_Task requirements_
Do not copy the pictures; transcribe all other material exactly.
····················
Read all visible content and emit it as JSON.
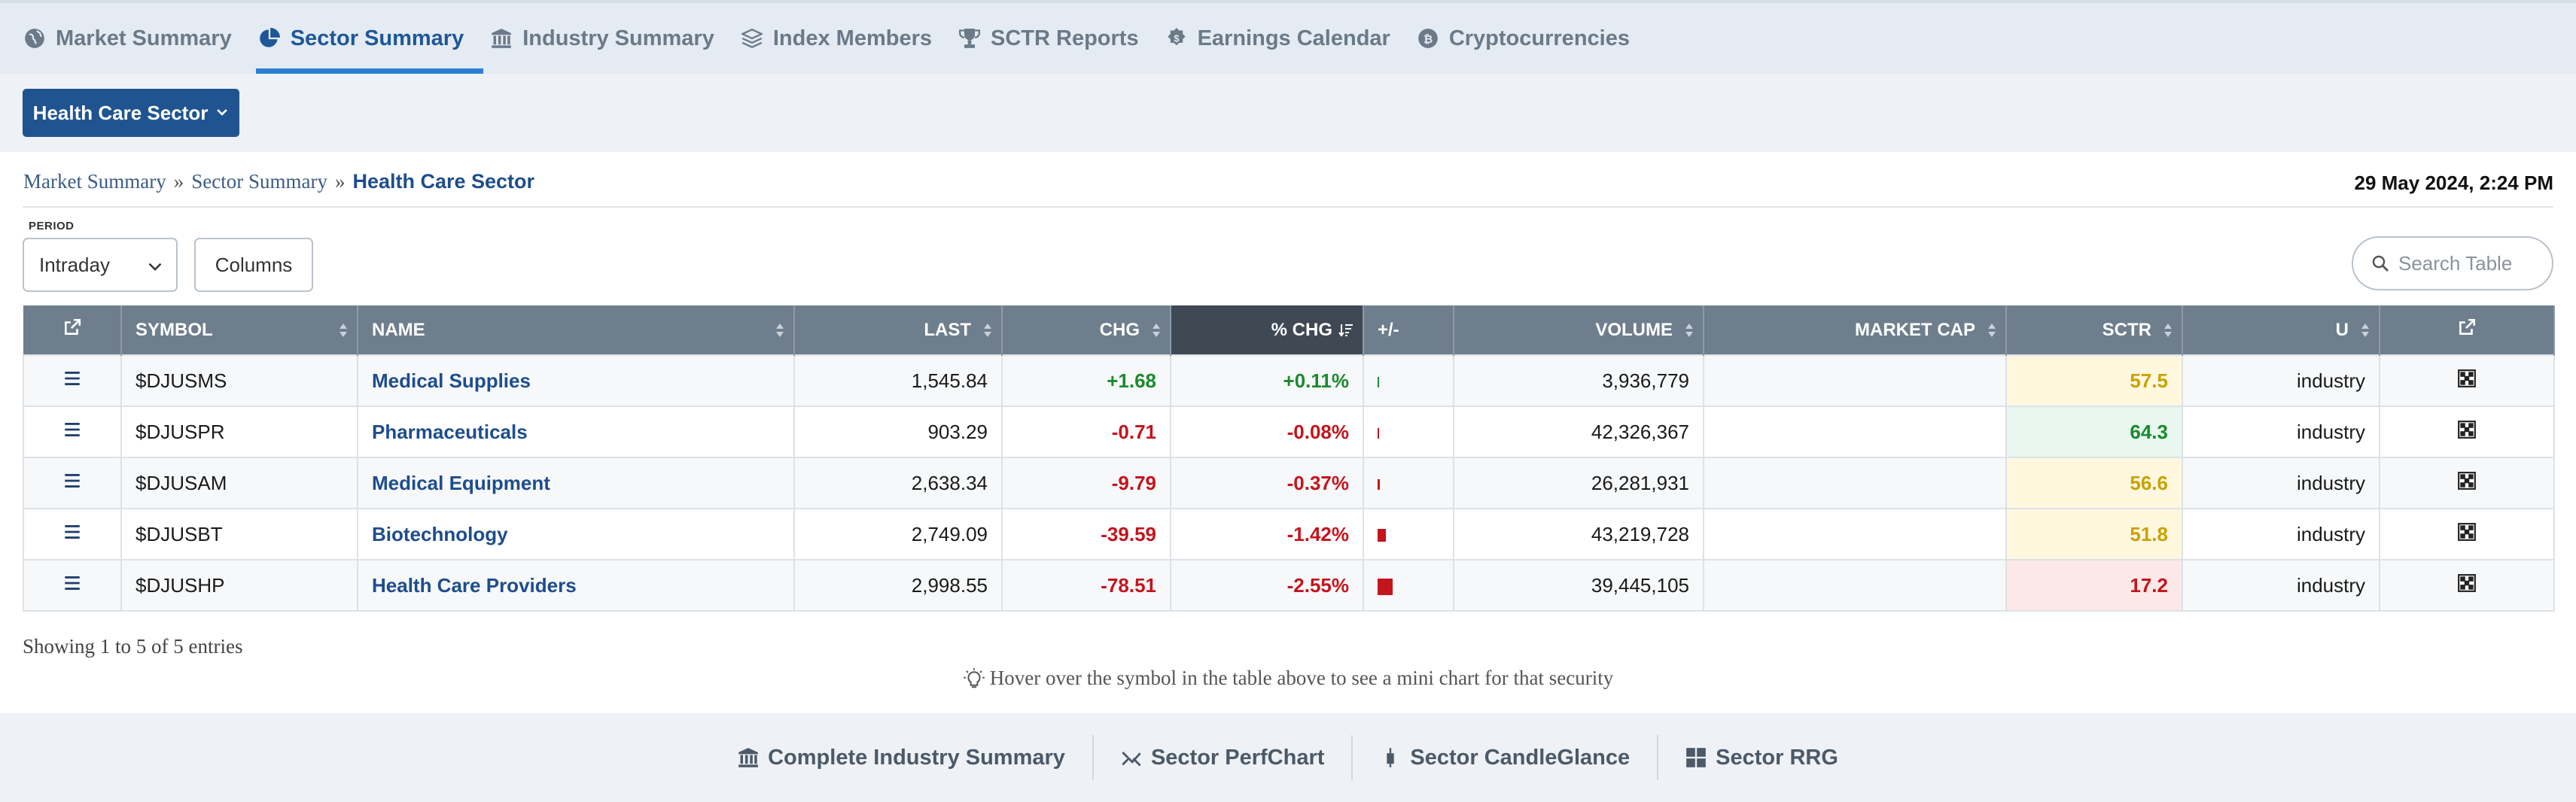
{
  "tabs": [
    {
      "label": "Market Summary",
      "icon": "globe-icon"
    },
    {
      "label": "Sector Summary",
      "icon": "pie-chart-icon",
      "active": true
    },
    {
      "label": "Industry Summary",
      "icon": "bank-icon"
    },
    {
      "label": "Index Members",
      "icon": "layers-icon"
    },
    {
      "label": "SCTR Reports",
      "icon": "trophy-icon"
    },
    {
      "label": "Earnings Calendar",
      "icon": "dollar-coin-icon"
    },
    {
      "label": "Cryptocurrencies",
      "icon": "bitcoin-icon"
    }
  ],
  "sector_button": "Health Care Sector",
  "breadcrumb": {
    "items": [
      "Market Summary",
      "Sector Summary"
    ],
    "separator": "»",
    "current": "Health Care Sector"
  },
  "timestamp": "29 May 2024, 2:24 PM",
  "period": {
    "label": "PERIOD",
    "value": "Intraday"
  },
  "columns_button": "Columns",
  "search": {
    "placeholder": "Search Table"
  },
  "table": {
    "headers": {
      "symbol": "SYMBOL",
      "name": "NAME",
      "last": "LAST",
      "chg": "CHG",
      "pct_chg": "% CHG",
      "plus_minus": "+/-",
      "volume": "VOLUME",
      "market_cap": "MARKET CAP",
      "sctr": "SCTR",
      "u": "U"
    },
    "rows": [
      {
        "symbol": "$DJUSMS",
        "name": "Medical Supplies",
        "last": "1,545.84",
        "chg": "+1.68",
        "pct_chg": "+0.11%",
        "pct_value": 0.11,
        "volume": "3,936,779",
        "market_cap": "",
        "sctr": "57.5",
        "u": "industry"
      },
      {
        "symbol": "$DJUSPR",
        "name": "Pharmaceuticals",
        "last": "903.29",
        "chg": "-0.71",
        "pct_chg": "-0.08%",
        "pct_value": -0.08,
        "volume": "42,326,367",
        "market_cap": "",
        "sctr": "64.3",
        "u": "industry"
      },
      {
        "symbol": "$DJUSAM",
        "name": "Medical Equipment",
        "last": "2,638.34",
        "chg": "-9.79",
        "pct_chg": "-0.37%",
        "pct_value": -0.37,
        "volume": "26,281,931",
        "market_cap": "",
        "sctr": "56.6",
        "u": "industry"
      },
      {
        "symbol": "$DJUSBT",
        "name": "Biotechnology",
        "last": "2,749.09",
        "chg": "-39.59",
        "pct_chg": "-1.42%",
        "pct_value": -1.42,
        "volume": "43,219,728",
        "market_cap": "",
        "sctr": "51.8",
        "u": "industry"
      },
      {
        "symbol": "$DJUSHP",
        "name": "Health Care Providers",
        "last": "2,998.55",
        "chg": "-78.51",
        "pct_chg": "-2.55%",
        "pct_value": -2.55,
        "volume": "39,445,105",
        "market_cap": "",
        "sctr": "17.2",
        "u": "industry"
      }
    ]
  },
  "entries_text": "Showing 1 to 5 of 5 entries",
  "hint_text": "Hover over the symbol in the table above to see a mini chart for that security",
  "bottom_links": [
    {
      "label": "Complete Industry Summary",
      "icon": "bank-icon"
    },
    {
      "label": "Sector PerfChart",
      "icon": "perfchart-icon"
    },
    {
      "label": "Sector CandleGlance",
      "icon": "candle-icon"
    },
    {
      "label": "Sector RRG",
      "icon": "grid-icon"
    }
  ],
  "colors": {
    "accent": "#1f5490",
    "tab_active": "#1e5799",
    "positive": "#1a8a2e",
    "negative": "#c4141c",
    "header": "#6f7e8d"
  }
}
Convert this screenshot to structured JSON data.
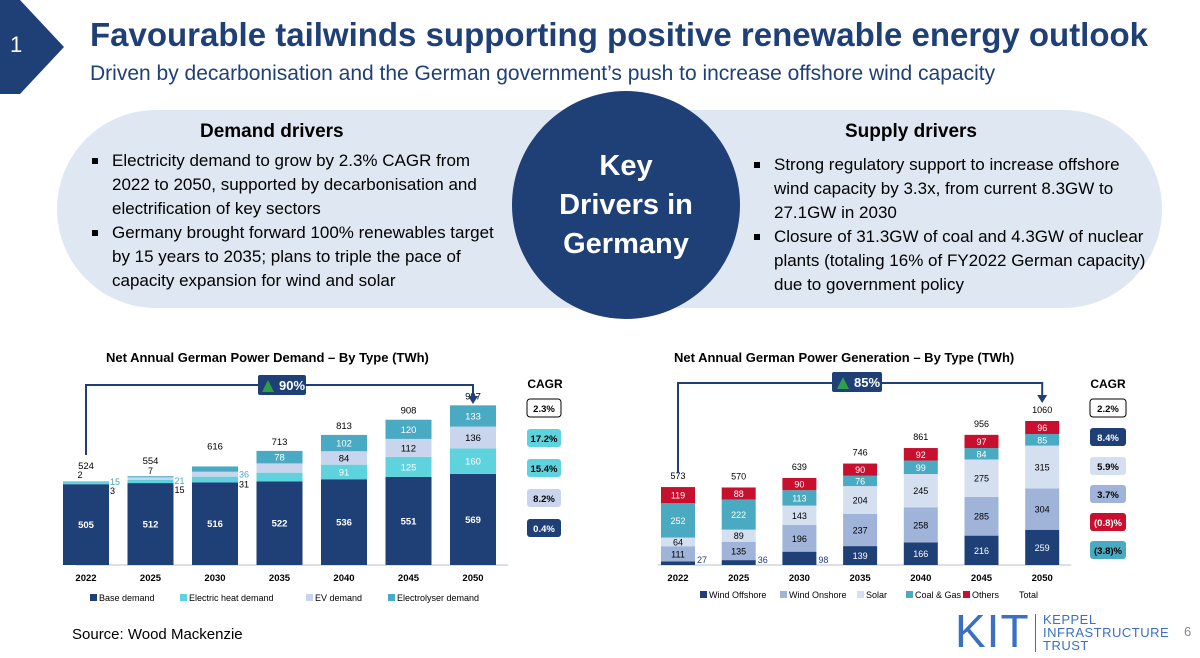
····················
_Task answer_
Read all visible content and emit it as JSON.
{
  "tabs": [
    {
      "label": "Market Summary",
      "icon": "globe-icon"
    },
    {
      "label": "Sector Summary",
      "icon": "pie-chart-icon",
      "active": true
    },
    {
      "label": "Industry Summary",
      "icon": "bank-icon"
    },
    {
      "label": "Index Members",
      "icon": "layers-icon"
    },
    {
      "label": "SCTR Reports",
      "icon": "trophy-icon"
    },
    {
      "label": "Earnings Calendar",
      "icon": "dollar-coin-icon"
    },
    {
      "label": "Cryptocurrencies",
      "icon": "bitcoin-icon"
    }
  ],
  "sector_button": "Health Care Sector",
  "breadcrumb": {
    "items": [
      "Market Summary",
      "Sector Summary"
    ],
    "separator": "»",
    "current": "Health Care Sector"
  },
  "timestamp": "29 May 2024, 2:24 PM",
  "period": {
    "label": "PERIOD",
    "value": "Intraday"
  },
  "columns_button": "Columns",
  "search": {
    "placeholder": "Search Table"
  },
  "table": {
    "headers": {
      "symbol": "SYMBOL",
      "name": "NAME",
      "last": "LAST",
      "chg": "CHG",
      "pct_chg": "% CHG",
      "plus_minus": "+/-",
      "volume": "VOLUME",
      "market_cap": "MARKET CAP",
      "sctr": "SCTR",
      "u": "U"
    },
    "rows": [
      {
        "symbol": "$DJUSMS",
        "name": "Medical Supplies",
        "last": "1,545.84",
        "chg": "+1.68",
        "pct_chg": "+0.11%",
        "pct_value": 0.11,
        "volume": "3,936,779",
        "market_cap": "",
        "sctr": "57.5",
        "u": "industry"
      },
      {
        "symbol": "$DJUSPR",
        "name": "Pharmaceuticals",
        "last": "903.29",
        "chg": "-0.71",
        "pct_chg": "-0.08%",
        "pct_value": -0.08,
        "volume": "42,326,367",
        "market_cap": "",
        "sctr": "64.3",
        "u": "industry"
      },
      {
        "symbol": "$DJUSAM",
        "name": "Medical Equipment",
        "last": "2,638.34",
        "chg": "-9.79",
        "pct_chg": "-0.37%",
        "pct_value": -0.37,
        "volume": "26,281,931",
        "market_cap": "",
        "sctr": "56.6",
        "u": "industry"
      },
      {
        "symbol": "$DJUSBT",
        "name": "Biotechnology",
        "last": "2,749.09",
        "chg": "-39.59",
        "pct_chg": "-1.42%",
        "pct_value": -1.42,
        "volume": "43,219,728",
        "market_cap": "",
        "sctr": "51.8",
        "u": "industry"
      },
      {
        "symbol": "$DJUSHP",
        "name": "Health Care Providers",
        "last": "2,998.55",
        "chg": "-78.51",
        "pct_chg": "-2.55%",
        "pct_value": -2.55,
        "volume": "39,445,105",
        "market_cap": "",
        "sctr": "17.2",
        "u": "industry"
      }
    ]
  },
  "entries_text": "Showing 1 to 5 of 5 entries",
  "hint_text": "Hover over the symbol in the table above to see a mini chart for that security",
  "bottom_links": [
    {
      "label": "Complete Industry Summary",
      "icon": "bank-icon"
    },
    {
      "label": "Sector PerfChart",
      "icon": "perfchart-icon"
    },
    {
      "label": "Sector CandleGlance",
      "icon": "candle-icon"
    },
    {
      "label": "Sector RRG",
      "icon": "grid-icon"
    }
  ],
  "colors": {
    "accent": "#1f5490",
    "tab_active": "#1e5799",
    "positive": "#1a8a2e",
    "negative": "#c4141c",
    "header": "#6f7e8d"
  }
}
Convert this screenshot to structured JSON data.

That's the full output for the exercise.